__TASK PROMPT__.
Copy the records below exactly, omitting any pictures they contain.

__Data entries__.

## Begin

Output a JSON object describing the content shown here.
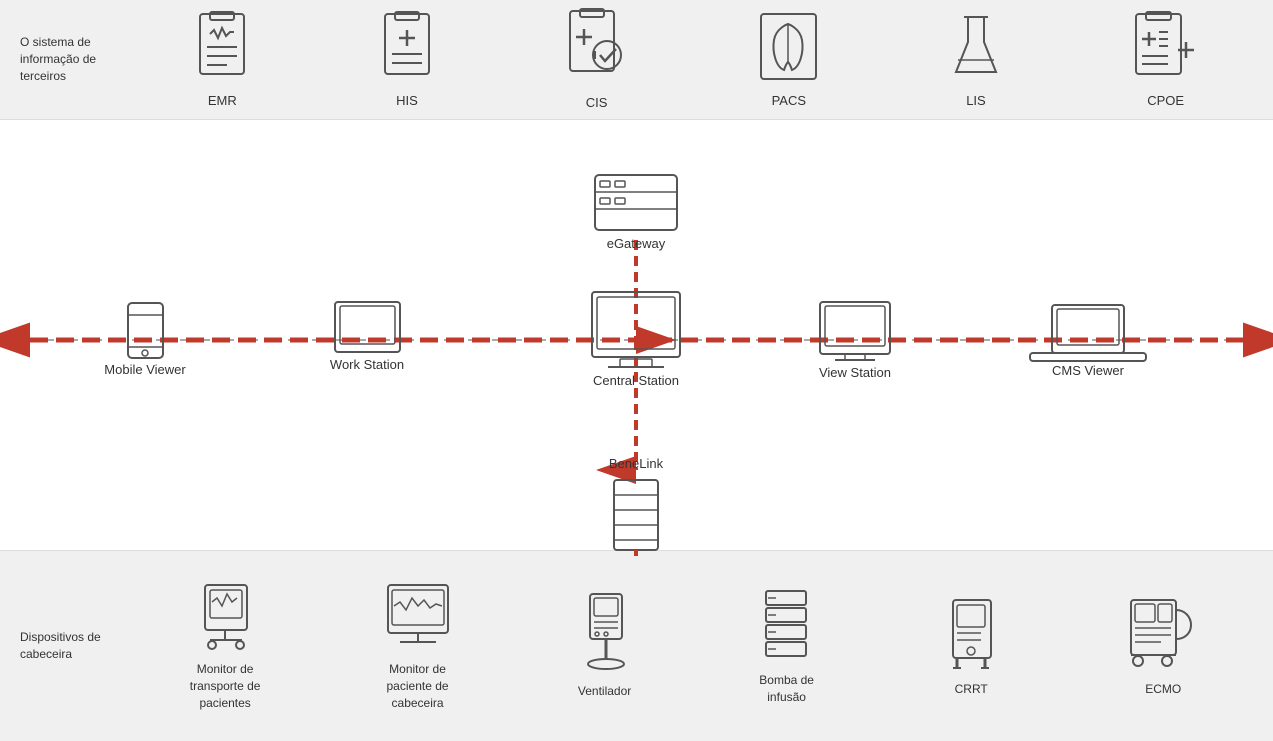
{
  "top": {
    "section_label": "O sistema de informação de terceiros",
    "items": [
      {
        "id": "emr",
        "label": "EMR"
      },
      {
        "id": "his",
        "label": "HIS"
      },
      {
        "id": "cis",
        "label": "CIS"
      },
      {
        "id": "pacs",
        "label": "PACS"
      },
      {
        "id": "lis",
        "label": "LIS"
      },
      {
        "id": "cpoe",
        "label": "CPOE"
      }
    ]
  },
  "middle": {
    "nodes": [
      {
        "id": "mobile-viewer",
        "label": "Mobile Viewer"
      },
      {
        "id": "work-station",
        "label": "Work Station"
      },
      {
        "id": "central-station",
        "label": "Central Station"
      },
      {
        "id": "view-station",
        "label": "View Station"
      },
      {
        "id": "cms-viewer",
        "label": "CMS Viewer"
      }
    ],
    "egateway_label": "eGateway",
    "benelink_label": "BeneLink"
  },
  "bottom": {
    "section_label": "Dispositivos de cabeceira",
    "items": [
      {
        "id": "monitor-transporte",
        "label": "Monitor de\ntransporte de\npacientes"
      },
      {
        "id": "monitor-paciente",
        "label": "Monitor de\npaciente de\ncabeceira"
      },
      {
        "id": "ventilador",
        "label": "Ventilador"
      },
      {
        "id": "bomba",
        "label": "Bomba de\ninfusão"
      },
      {
        "id": "crrt",
        "label": "CRRT"
      },
      {
        "id": "ecmo",
        "label": "ECMO"
      }
    ]
  }
}
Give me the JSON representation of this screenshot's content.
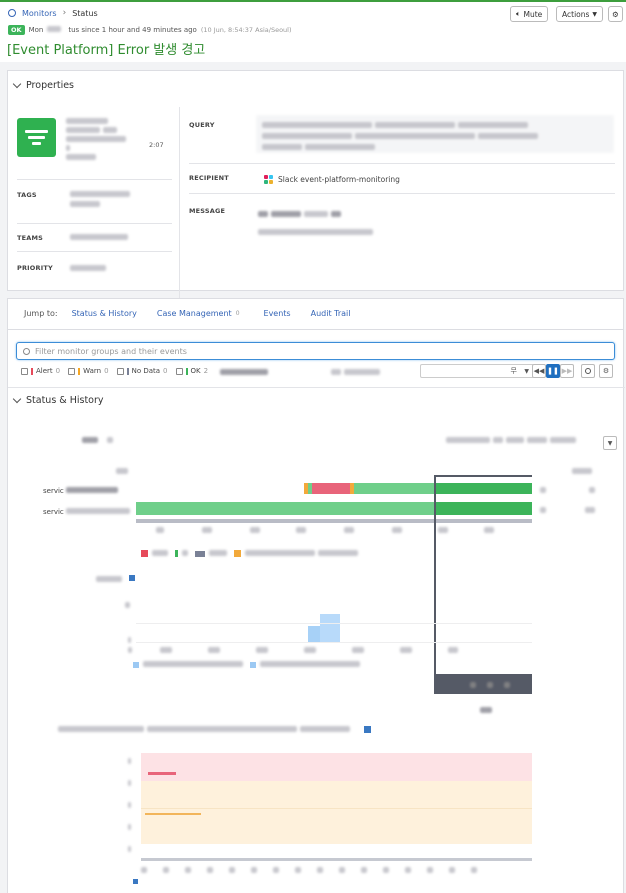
{
  "breadcrumb": {
    "root": "Monitors",
    "current": "Status"
  },
  "status": {
    "badge": "OK",
    "text_prefix": "Mon",
    "text_suffix": "tus since 1 hour and 49 minutes ago",
    "timestamp": "(10 Jun, 8:54:37 Asia/Seoul)"
  },
  "title": "[Event Platform] Error 발생 경고",
  "header_actions": {
    "mute": "Mute",
    "actions": "Actions"
  },
  "properties": {
    "heading": "Properties",
    "created_time": "2:07",
    "labels": {
      "tags": "TAGS",
      "teams": "TEAMS",
      "priority": "PRIORITY",
      "query": "QUERY",
      "recipient": "RECIPIENT",
      "message": "MESSAGE"
    },
    "recipient": "Slack event-platform-monitoring"
  },
  "jump": {
    "label": "Jump to:",
    "links": [
      "Status & History",
      "Case Management",
      "Events",
      "Audit Trail"
    ],
    "case_count": "0"
  },
  "filter": {
    "placeholder": "Filter monitor groups and their events",
    "checkboxes": [
      {
        "label": "Alert",
        "count": "0",
        "color": "#e64a5a"
      },
      {
        "label": "Warn",
        "count": "0",
        "color": "#f5a623"
      },
      {
        "label": "No Data",
        "count": "0",
        "color": "#7a8196"
      },
      {
        "label": "OK",
        "count": "2",
        "color": "#3cb45a"
      }
    ],
    "timeframe_suffix": "무"
  },
  "status_history": {
    "heading": "Status & History",
    "series_prefix": "servic",
    "colors": {
      "ok": "#3cb45a",
      "ok_light": "#6fcf8a",
      "alert": "#e8647a",
      "warn": "#f2a93b",
      "nodata": "#7a8196"
    }
  }
}
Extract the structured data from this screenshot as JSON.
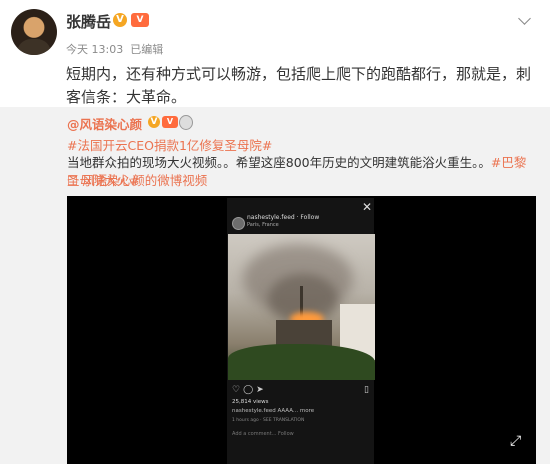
{
  "post": {
    "username": "张腾岳",
    "verified_badge": "V",
    "vip_badge": "V",
    "time": "今天 13:03",
    "edited": "已编辑",
    "text": "短期内，还有种方式可以畅游，包括爬上爬下的跑酷都行，那就是，刺客信条：大革命。"
  },
  "repost": {
    "author": "@风语染心颜",
    "topic": "#法国开云CEO捐款1亿修复圣母院#",
    "body_main": "当地群众拍的现场大火视频。。希望这座800年历史的文明建筑能浴火重生。。",
    "body_topic": "#巴黎圣母院大火#",
    "video_link": "风语染心颜的微博视频"
  },
  "video": {
    "ig_username": "nashestyle.feed · Follow",
    "ig_location": "Paris, France",
    "views": "25,814 views",
    "caption": "nashestyle.feed AAAA... more",
    "translation": "1 hours ago · SEE TRANSLATION",
    "comment_placeholder": "Add a comment...  Follow"
  },
  "icons": [
    "dropdown-chevron-icon",
    "heart-icon",
    "comment-icon",
    "share-icon",
    "bookmark-icon",
    "close-icon",
    "fullscreen-icon"
  ]
}
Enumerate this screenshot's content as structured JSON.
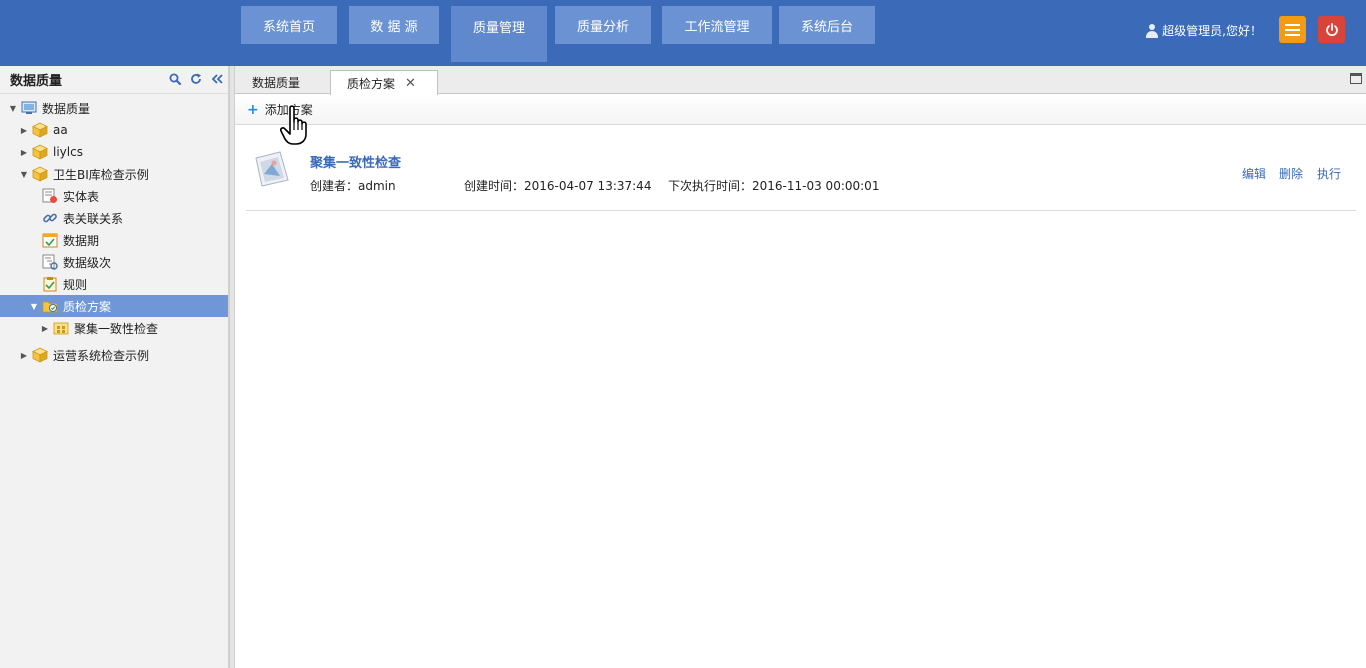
{
  "header": {
    "nav": [
      {
        "label": "系统首页"
      },
      {
        "label": "数 据 源"
      },
      {
        "label": "质量管理"
      },
      {
        "label": "质量分析"
      },
      {
        "label": "工作流管理"
      },
      {
        "label": "系统后台"
      }
    ],
    "active_nav": "质量管理",
    "greeting": "超级管理员,您好！",
    "menu_icon": "hamburger-icon",
    "power_icon": "power-icon",
    "colors": {
      "bar": "#3a6ab8",
      "nav_button": "#6b93d3",
      "menu_button": "#f39c12",
      "power_button": "#d9443a"
    }
  },
  "left_panel": {
    "title": "数据质量",
    "tools": [
      "search-icon",
      "refresh-icon",
      "collapse-icon"
    ],
    "tree": [
      {
        "label": "数据质量",
        "icon": "monitor-icon",
        "expanded": true
      },
      {
        "label": "aa",
        "icon": "cube-icon",
        "expanded": false
      },
      {
        "label": "liylcs",
        "icon": "cube-icon",
        "expanded": false
      },
      {
        "label": "卫生BI库检查示例",
        "icon": "cube-icon",
        "expanded": true
      },
      {
        "label": "实体表",
        "icon": "entity-table-icon"
      },
      {
        "label": "表关联关系",
        "icon": "link-icon"
      },
      {
        "label": "数据期",
        "icon": "calendar-icon"
      },
      {
        "label": "数据级次",
        "icon": "level-icon"
      },
      {
        "label": "规则",
        "icon": "rule-icon"
      },
      {
        "label": "质检方案",
        "icon": "folder-check-icon",
        "expanded": true,
        "selected": true
      },
      {
        "label": "聚集一致性检查",
        "icon": "plan-icon",
        "expanded": false
      },
      {
        "label": "运营系统检查示例",
        "icon": "cube-icon",
        "expanded": false
      }
    ]
  },
  "tabs": [
    {
      "label": "数据质量"
    },
    {
      "label": "质检方案",
      "active": true,
      "close": "✕"
    }
  ],
  "toolbar": {
    "add_label": "添加方案",
    "add_icon": "plus-icon"
  },
  "plan": {
    "title": "聚集一致性检查",
    "creator": "创建者：admin",
    "created_time": "创建时间：2016-04-07 13:37:44",
    "next_run": "下次执行时间：2016-11-03 00:00:01",
    "actions": {
      "edit": "编辑",
      "delete": "删除",
      "run": "执行"
    }
  }
}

## End

__EXPECTED OUTPUT__.
Output a JSON object describing the content shown here.
{
  "top": {
    "section_label": "O sistema de informação de terceiros",
    "items": [
      {
        "id": "emr",
        "label": "EMR"
      },
      {
        "id": "his",
        "label": "HIS"
      },
      {
        "id": "cis",
        "label": "CIS"
      },
      {
        "id": "pacs",
        "label": "PACS"
      },
      {
        "id": "lis",
        "label": "LIS"
      },
      {
        "id": "cpoe",
        "label": "CPOE"
      }
    ]
  },
  "middle": {
    "nodes": [
      {
        "id": "mobile-viewer",
        "label": "Mobile Viewer"
      },
      {
        "id": "work-station",
        "label": "Work Station"
      },
      {
        "id": "central-station",
        "label": "Central Station"
      },
      {
        "id": "view-station",
        "label": "View Station"
      },
      {
        "id": "cms-viewer",
        "label": "CMS Viewer"
      }
    ],
    "egateway_label": "eGateway",
    "benelink_label": "BeneLink"
  },
  "bottom": {
    "section_label": "Dispositivos de cabeceira",
    "items": [
      {
        "id": "monitor-transporte",
        "label": "Monitor de\ntransporte de\npacientes"
      },
      {
        "id": "monitor-paciente",
        "label": "Monitor de\npaciente de\ncabeceira"
      },
      {
        "id": "ventilador",
        "label": "Ventilador"
      },
      {
        "id": "bomba",
        "label": "Bomba de\ninfusão"
      },
      {
        "id": "crrt",
        "label": "CRRT"
      },
      {
        "id": "ecmo",
        "label": "ECMO"
      }
    ]
  }
}
Give me the JSON representation of this screenshot's content.
{
  "breadcrumb": {
    "root": "Monitors",
    "current": "Status"
  },
  "status": {
    "badge": "OK",
    "text_prefix": "Mon",
    "text_suffix": "tus since 1 hour and 49 minutes ago",
    "timestamp": "(10 Jun, 8:54:37 Asia/Seoul)"
  },
  "title": "[Event Platform] Error 발생 경고",
  "header_actions": {
    "mute": "Mute",
    "actions": "Actions"
  },
  "properties": {
    "heading": "Properties",
    "created_time": "2:07",
    "labels": {
      "tags": "TAGS",
      "teams": "TEAMS",
      "priority": "PRIORITY",
      "query": "QUERY",
      "recipient": "RECIPIENT",
      "message": "MESSAGE"
    },
    "recipient": "Slack event-platform-monitoring"
  },
  "jump": {
    "label": "Jump to:",
    "links": [
      "Status & History",
      "Case Management",
      "Events",
      "Audit Trail"
    ],
    "case_count": "0"
  },
  "filter": {
    "placeholder": "Filter monitor groups and their events",
    "checkboxes": [
      {
        "label": "Alert",
        "count": "0",
        "color": "#e64a5a"
      },
      {
        "label": "Warn",
        "count": "0",
        "color": "#f5a623"
      },
      {
        "label": "No Data",
        "count": "0",
        "color": "#7a8196"
      },
      {
        "label": "OK",
        "count": "2",
        "color": "#3cb45a"
      }
    ],
    "timeframe_suffix": "무"
  },
  "status_history": {
    "heading": "Status & History",
    "series_prefix": "servic",
    "colors": {
      "ok": "#3cb45a",
      "ok_light": "#6fcf8a",
      "alert": "#e8647a",
      "warn": "#f2a93b",
      "nodata": "#7a8196"
    }
  }
}
Extract the structured data from this screenshot as JSON.
{
  "post": {
    "username": "张腾岳",
    "verified_badge": "V",
    "vip_badge": "V",
    "time": "今天 13:03",
    "edited": "已编辑",
    "text": "短期内，还有种方式可以畅游，包括爬上爬下的跑酷都行，那就是，刺客信条：大革命。"
  },
  "repost": {
    "author": "@风语染心颜",
    "topic": "#法国开云CEO捐款1亿修复圣母院#",
    "body_main": "当地群众拍的现场大火视频。。希望这座800年历史的文明建筑能浴火重生。。",
    "body_topic": "#巴黎圣母院大火#",
    "video_link": "风语染心颜的微博视频"
  },
  "video": {
    "ig_username": "nashestyle.feed · Follow",
    "ig_location": "Paris, France",
    "views": "25,814 views",
    "caption": "nashestyle.feed AAAA... more",
    "translation": "1 hours ago · SEE TRANSLATION",
    "comment_placeholder": "Add a comment...  Follow"
  },
  "icons": [
    "dropdown-chevron-icon",
    "heart-icon",
    "comment-icon",
    "share-icon",
    "bookmark-icon",
    "close-icon",
    "fullscreen-icon"
  ]
}
Enumerate this screenshot's content as structured JSON.
{
  "header": {
    "nav": [
      {
        "label": "系统首页"
      },
      {
        "label": "数 据 源"
      },
      {
        "label": "质量管理"
      },
      {
        "label": "质量分析"
      },
      {
        "label": "工作流管理"
      },
      {
        "label": "系统后台"
      }
    ],
    "active_nav": "质量管理",
    "greeting": "超级管理员,您好！",
    "menu_icon": "hamburger-icon",
    "power_icon": "power-icon",
    "colors": {
      "bar": "#3a6ab8",
      "nav_button": "#6b93d3",
      "menu_button": "#f39c12",
      "power_button": "#d9443a"
    }
  },
  "left_panel": {
    "title": "数据质量",
    "tools": [
      "search-icon",
      "refresh-icon",
      "collapse-icon"
    ],
    "tree": [
      {
        "label": "数据质量",
        "icon": "monitor-icon",
        "expanded": true
      },
      {
        "label": "aa",
        "icon": "cube-icon",
        "expanded": false
      },
      {
        "label": "liylcs",
        "icon": "cube-icon",
        "expanded": false
      },
      {
        "label": "卫生BI库检查示例",
        "icon": "cube-icon",
        "expanded": true
      },
      {
        "label": "实体表",
        "icon": "entity-table-icon"
      },
      {
        "label": "表关联关系",
        "icon": "link-icon"
      },
      {
        "label": "数据期",
        "icon": "calendar-icon"
      },
      {
        "label": "数据级次",
        "icon": "level-icon"
      },
      {
        "label": "规则",
        "icon": "rule-icon"
      },
      {
        "label": "质检方案",
        "icon": "folder-check-icon",
        "expanded": true,
        "selected": true
      },
      {
        "label": "聚集一致性检查",
        "icon": "plan-icon",
        "expanded": false
      },
      {
        "label": "运营系统检查示例",
        "icon": "cube-icon",
        "expanded": false
      }
    ]
  },
  "tabs": [
    {
      "label": "数据质量"
    },
    {
      "label": "质检方案",
      "active": true,
      "close": "✕"
    }
  ],
  "toolbar": {
    "add_label": "添加方案",
    "add_icon": "plus-icon"
  },
  "plan": {
    "title": "聚集一致性检查",
    "creator": "创建者：admin",
    "created_time": "创建时间：2016-04-07 13:37:44",
    "next_run": "下次执行时间：2016-11-03 00:00:01",
    "actions": {
      "edit": "编辑",
      "delete": "删除",
      "run": "执行"
    }
  }
}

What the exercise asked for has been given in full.